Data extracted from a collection

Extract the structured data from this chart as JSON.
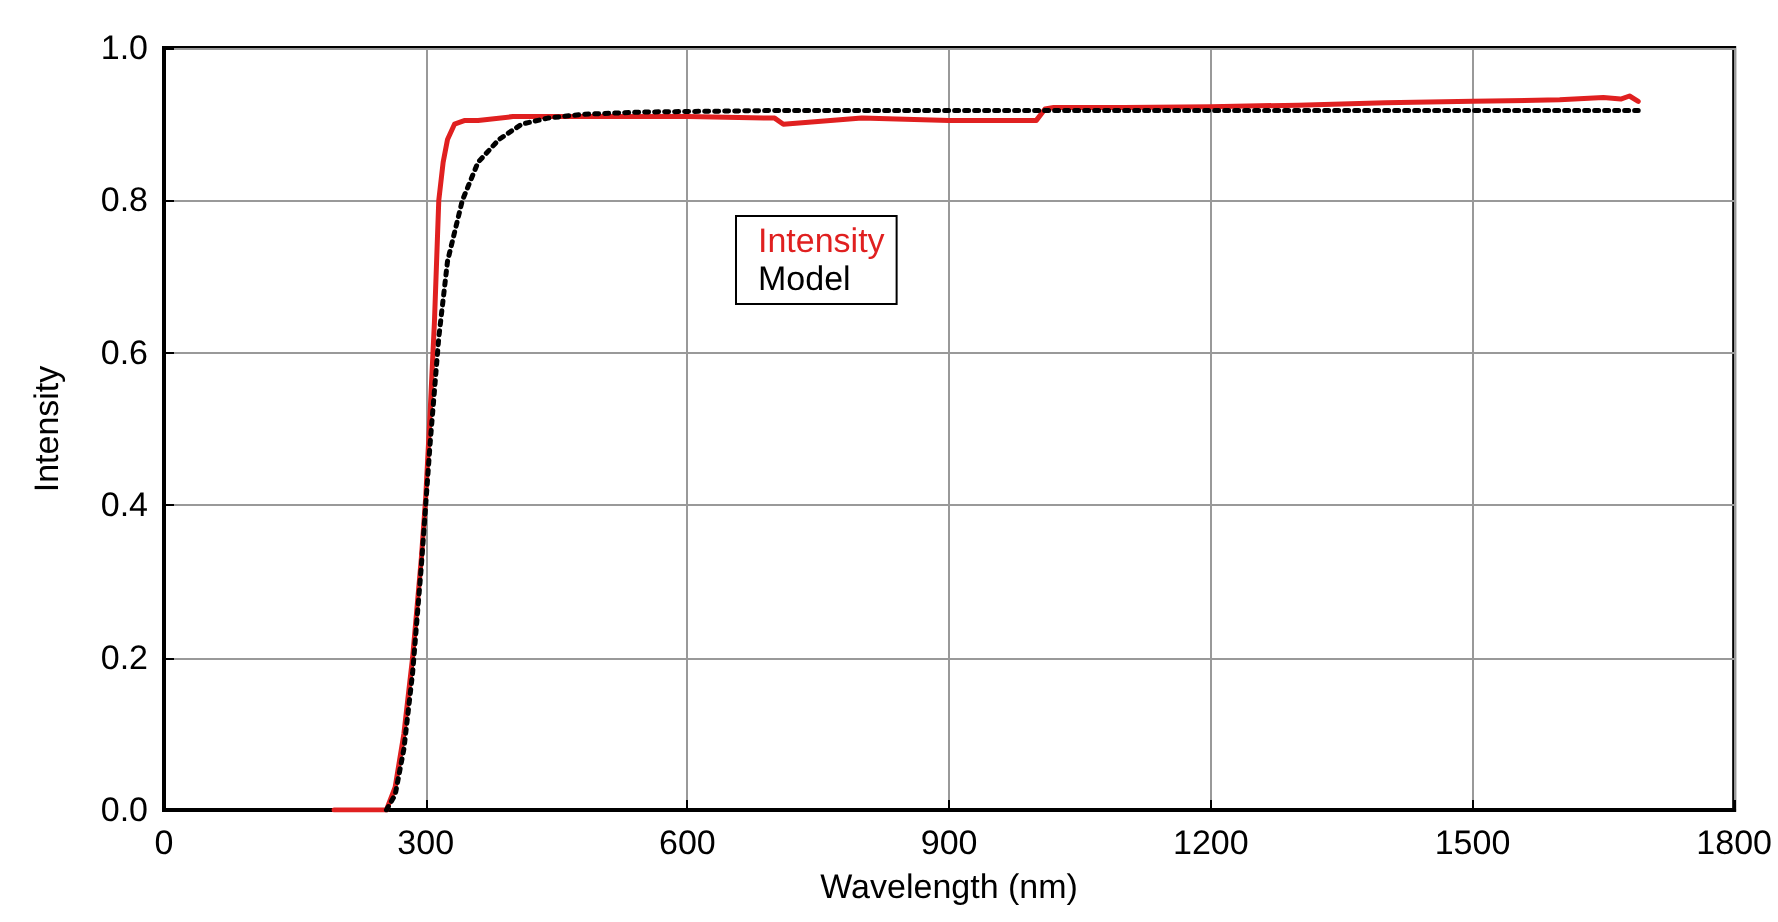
{
  "chart_data": {
    "type": "line",
    "xlabel": "Wavelength (nm)",
    "ylabel": "Intensity",
    "xlim": [
      0,
      1800
    ],
    "xticks": [
      0,
      300,
      600,
      900,
      1200,
      1500,
      1800
    ],
    "ylim": [
      0,
      1.0
    ],
    "yticks": [
      {
        "value": 0,
        "label": "0.0"
      },
      {
        "value": 0.2,
        "label": "0.2"
      },
      {
        "value": 0.4,
        "label": "0.4"
      },
      {
        "value": 0.6,
        "label": "0.6"
      },
      {
        "value": 0.8,
        "label": "0.8"
      },
      {
        "value": 1.0,
        "label": "1.0"
      }
    ],
    "grid": true,
    "legend": "top",
    "marker": "none",
    "series": [
      {
        "name": "Intensity",
        "color": "#e02020",
        "line_style": "solid",
        "x": [
          195,
          230,
          255,
          265,
          275,
          285,
          295,
          300,
          305,
          310,
          315,
          320,
          325,
          333,
          345,
          360,
          400,
          450,
          500,
          600,
          700,
          710,
          800,
          900,
          1000,
          1010,
          1020,
          1100,
          1200,
          1300,
          1400,
          1500,
          1600,
          1650,
          1670,
          1680,
          1690
        ],
        "values": [
          0,
          0,
          0,
          0.03,
          0.1,
          0.2,
          0.33,
          0.41,
          0.52,
          0.64,
          0.8,
          0.85,
          0.88,
          0.9,
          0.905,
          0.905,
          0.91,
          0.91,
          0.91,
          0.91,
          0.908,
          0.9,
          0.908,
          0.905,
          0.905,
          0.92,
          0.922,
          0.922,
          0.923,
          0.925,
          0.928,
          0.93,
          0.932,
          0.935,
          0.933,
          0.937,
          0.93
        ]
      },
      {
        "name": "Model",
        "color": "#000000",
        "line_style": "dotted",
        "x": [
          255,
          265,
          275,
          285,
          295,
          300,
          305,
          315,
          325,
          342,
          360,
          384,
          410,
          440,
          480,
          550,
          700,
          900,
          1200,
          1500,
          1690
        ],
        "values": [
          0,
          0.02,
          0.08,
          0.18,
          0.32,
          0.4,
          0.48,
          0.62,
          0.72,
          0.8,
          0.85,
          0.88,
          0.9,
          0.908,
          0.913,
          0.916,
          0.918,
          0.918,
          0.918,
          0.918,
          0.918
        ]
      }
    ]
  }
}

**EXERCISE DETAILS:** In the copy, include all records verbatim but no images.

**THE SOLUTION:**
Extract the structured data from this chart as JSON.
{
  "chart_data": {
    "type": "line",
    "xlabel": "Wavelength (nm)",
    "ylabel": "Intensity",
    "xlim": [
      0,
      1800
    ],
    "xticks": [
      0,
      300,
      600,
      900,
      1200,
      1500,
      1800
    ],
    "ylim": [
      0,
      1.0
    ],
    "yticks": [
      {
        "value": 0,
        "label": "0.0"
      },
      {
        "value": 0.2,
        "label": "0.2"
      },
      {
        "value": 0.4,
        "label": "0.4"
      },
      {
        "value": 0.6,
        "label": "0.6"
      },
      {
        "value": 0.8,
        "label": "0.8"
      },
      {
        "value": 1.0,
        "label": "1.0"
      }
    ],
    "grid": true,
    "legend": "top",
    "marker": "none",
    "series": [
      {
        "name": "Intensity",
        "color": "#e02020",
        "line_style": "solid",
        "x": [
          195,
          230,
          255,
          265,
          275,
          285,
          295,
          300,
          305,
          310,
          315,
          320,
          325,
          333,
          345,
          360,
          400,
          450,
          500,
          600,
          700,
          710,
          800,
          900,
          1000,
          1010,
          1020,
          1100,
          1200,
          1300,
          1400,
          1500,
          1600,
          1650,
          1670,
          1680,
          1690
        ],
        "values": [
          0,
          0,
          0,
          0.03,
          0.1,
          0.2,
          0.33,
          0.41,
          0.52,
          0.64,
          0.8,
          0.85,
          0.88,
          0.9,
          0.905,
          0.905,
          0.91,
          0.91,
          0.91,
          0.91,
          0.908,
          0.9,
          0.908,
          0.905,
          0.905,
          0.92,
          0.922,
          0.922,
          0.923,
          0.925,
          0.928,
          0.93,
          0.932,
          0.935,
          0.933,
          0.937,
          0.93
        ]
      },
      {
        "name": "Model",
        "color": "#000000",
        "line_style": "dotted",
        "x": [
          255,
          265,
          275,
          285,
          295,
          300,
          305,
          315,
          325,
          342,
          360,
          384,
          410,
          440,
          480,
          550,
          700,
          900,
          1200,
          1500,
          1690
        ],
        "values": [
          0,
          0.02,
          0.08,
          0.18,
          0.32,
          0.4,
          0.48,
          0.62,
          0.72,
          0.8,
          0.85,
          0.88,
          0.9,
          0.908,
          0.913,
          0.916,
          0.918,
          0.918,
          0.918,
          0.918,
          0.918
        ]
      }
    ]
  }
}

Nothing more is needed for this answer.